Brief - Write out the records beneath this line exactly as they appear, minus any images.

━━━━━ Recorded data

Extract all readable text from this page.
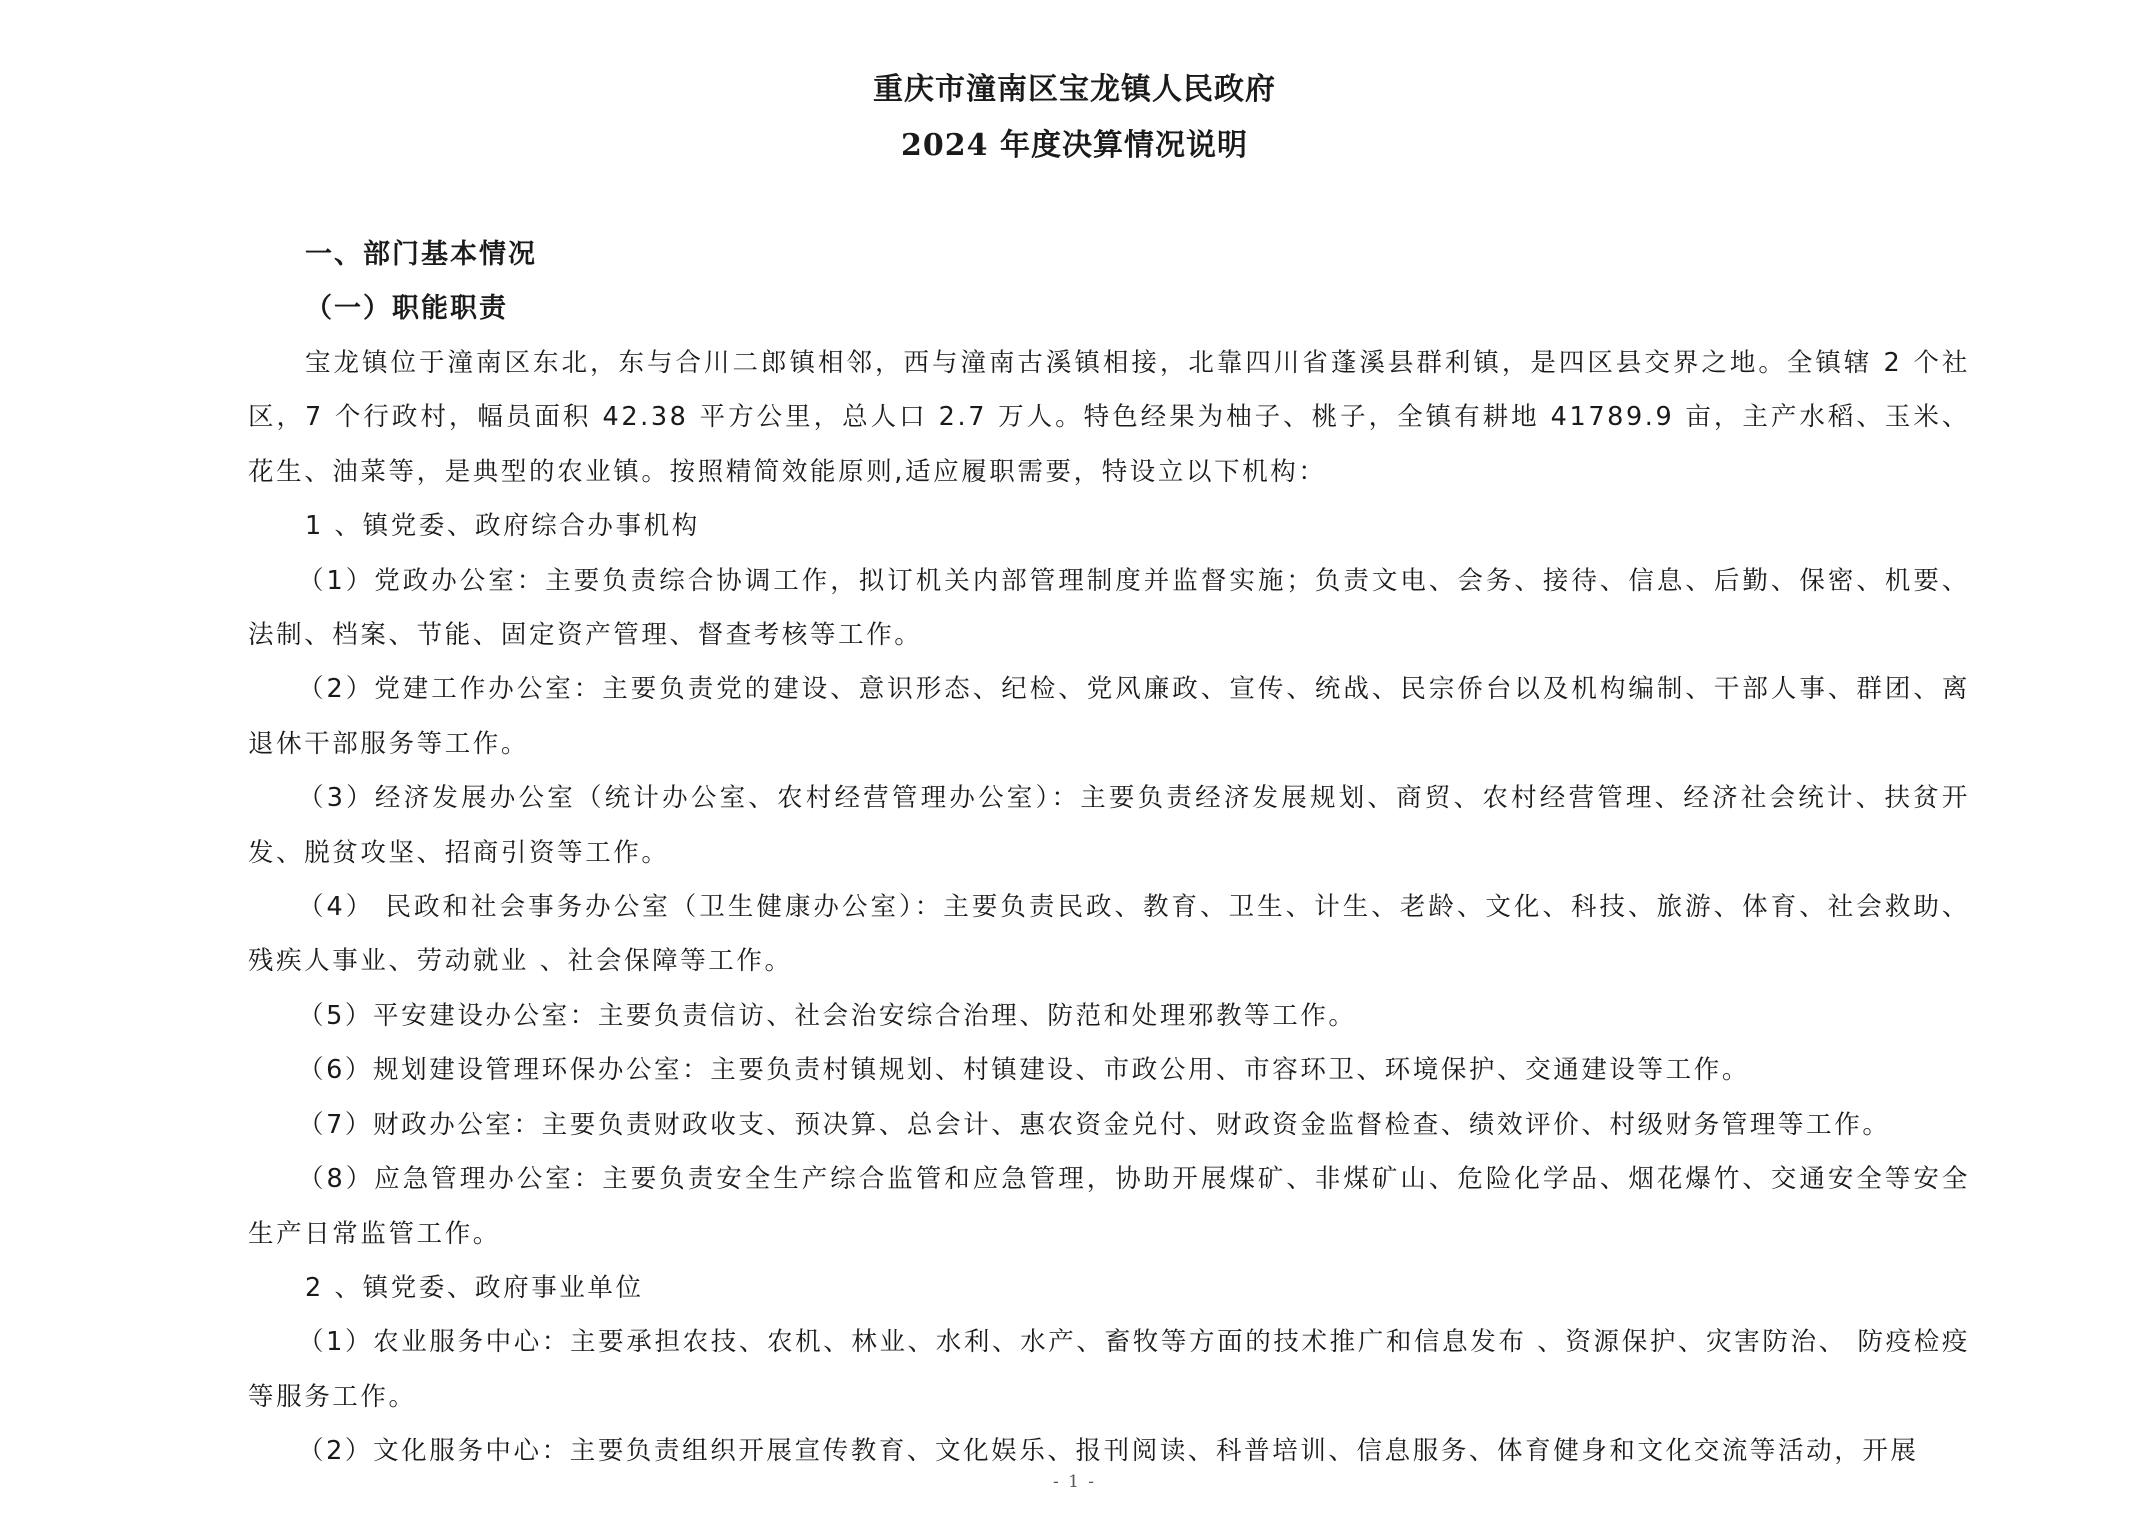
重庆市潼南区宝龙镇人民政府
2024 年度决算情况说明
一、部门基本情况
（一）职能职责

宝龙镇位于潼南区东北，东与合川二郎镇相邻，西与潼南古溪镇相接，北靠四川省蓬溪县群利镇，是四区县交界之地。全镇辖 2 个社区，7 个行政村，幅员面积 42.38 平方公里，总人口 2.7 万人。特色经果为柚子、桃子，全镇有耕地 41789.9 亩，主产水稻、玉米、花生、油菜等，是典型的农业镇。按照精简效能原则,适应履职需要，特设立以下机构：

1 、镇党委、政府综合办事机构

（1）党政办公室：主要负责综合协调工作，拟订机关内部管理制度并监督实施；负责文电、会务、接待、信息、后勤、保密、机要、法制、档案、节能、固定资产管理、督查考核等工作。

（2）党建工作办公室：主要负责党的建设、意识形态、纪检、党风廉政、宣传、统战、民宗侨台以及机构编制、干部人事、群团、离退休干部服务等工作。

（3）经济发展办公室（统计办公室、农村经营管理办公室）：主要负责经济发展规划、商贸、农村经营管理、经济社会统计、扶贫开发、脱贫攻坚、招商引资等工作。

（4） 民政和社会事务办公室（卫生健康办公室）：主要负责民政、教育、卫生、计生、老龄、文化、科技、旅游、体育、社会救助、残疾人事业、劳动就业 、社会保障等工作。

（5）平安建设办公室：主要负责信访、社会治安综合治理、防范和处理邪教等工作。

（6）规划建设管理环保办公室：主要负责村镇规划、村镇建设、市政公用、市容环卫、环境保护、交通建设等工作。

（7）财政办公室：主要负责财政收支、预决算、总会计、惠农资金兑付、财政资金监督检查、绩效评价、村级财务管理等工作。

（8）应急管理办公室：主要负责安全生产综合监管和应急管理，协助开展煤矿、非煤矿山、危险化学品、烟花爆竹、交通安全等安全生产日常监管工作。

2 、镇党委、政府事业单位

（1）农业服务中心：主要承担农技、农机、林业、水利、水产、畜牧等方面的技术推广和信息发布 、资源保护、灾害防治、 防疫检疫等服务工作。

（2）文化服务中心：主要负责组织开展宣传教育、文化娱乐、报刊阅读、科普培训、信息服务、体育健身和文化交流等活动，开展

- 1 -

━━━━━━━━━━

Exercise answer -
Extract all readable text from this page.
重庆市潼南区宝龙镇人民政府
2024 年度决算情况说明
一、部门基本情况
（一）职能职责

宝龙镇位于潼南区东北，东与合川二郎镇相邻，西与潼南古溪镇相接，北靠四川省蓬溪县群利镇，是四区县交界之地。全镇辖 2 个社区，7 个行政村，幅员面积 42.38 平方公里，总人口 2.7 万人。特色经果为柚子、桃子，全镇有耕地 41789.9 亩，主产水稻、玉米、花生、油菜等，是典型的农业镇。按照精简效能原则,适应履职需要，特设立以下机构：

1 、镇党委、政府综合办事机构

（1）党政办公室：主要负责综合协调工作，拟订机关内部管理制度并监督实施；负责文电、会务、接待、信息、后勤、保密、机要、法制、档案、节能、固定资产管理、督查考核等工作。

（2）党建工作办公室：主要负责党的建设、意识形态、纪检、党风廉政、宣传、统战、民宗侨台以及机构编制、干部人事、群团、离退休干部服务等工作。

（3）经济发展办公室（统计办公室、农村经营管理办公室）：主要负责经济发展规划、商贸、农村经营管理、经济社会统计、扶贫开发、脱贫攻坚、招商引资等工作。

（4） 民政和社会事务办公室（卫生健康办公室）：主要负责民政、教育、卫生、计生、老龄、文化、科技、旅游、体育、社会救助、残疾人事业、劳动就业 、社会保障等工作。

（5）平安建设办公室：主要负责信访、社会治安综合治理、防范和处理邪教等工作。

（6）规划建设管理环保办公室：主要负责村镇规划、村镇建设、市政公用、市容环卫、环境保护、交通建设等工作。

（7）财政办公室：主要负责财政收支、预决算、总会计、惠农资金兑付、财政资金监督检查、绩效评价、村级财务管理等工作。

（8）应急管理办公室：主要负责安全生产综合监管和应急管理，协助开展煤矿、非煤矿山、危险化学品、烟花爆竹、交通安全等安全生产日常监管工作。

2 、镇党委、政府事业单位

（1）农业服务中心：主要承担农技、农机、林业、水利、水产、畜牧等方面的技术推广和信息发布 、资源保护、灾害防治、 防疫检疫等服务工作。

（2）文化服务中心：主要负责组织开展宣传教育、文化娱乐、报刊阅读、科普培训、信息服务、体育健身和文化交流等活动，开展

- 1 -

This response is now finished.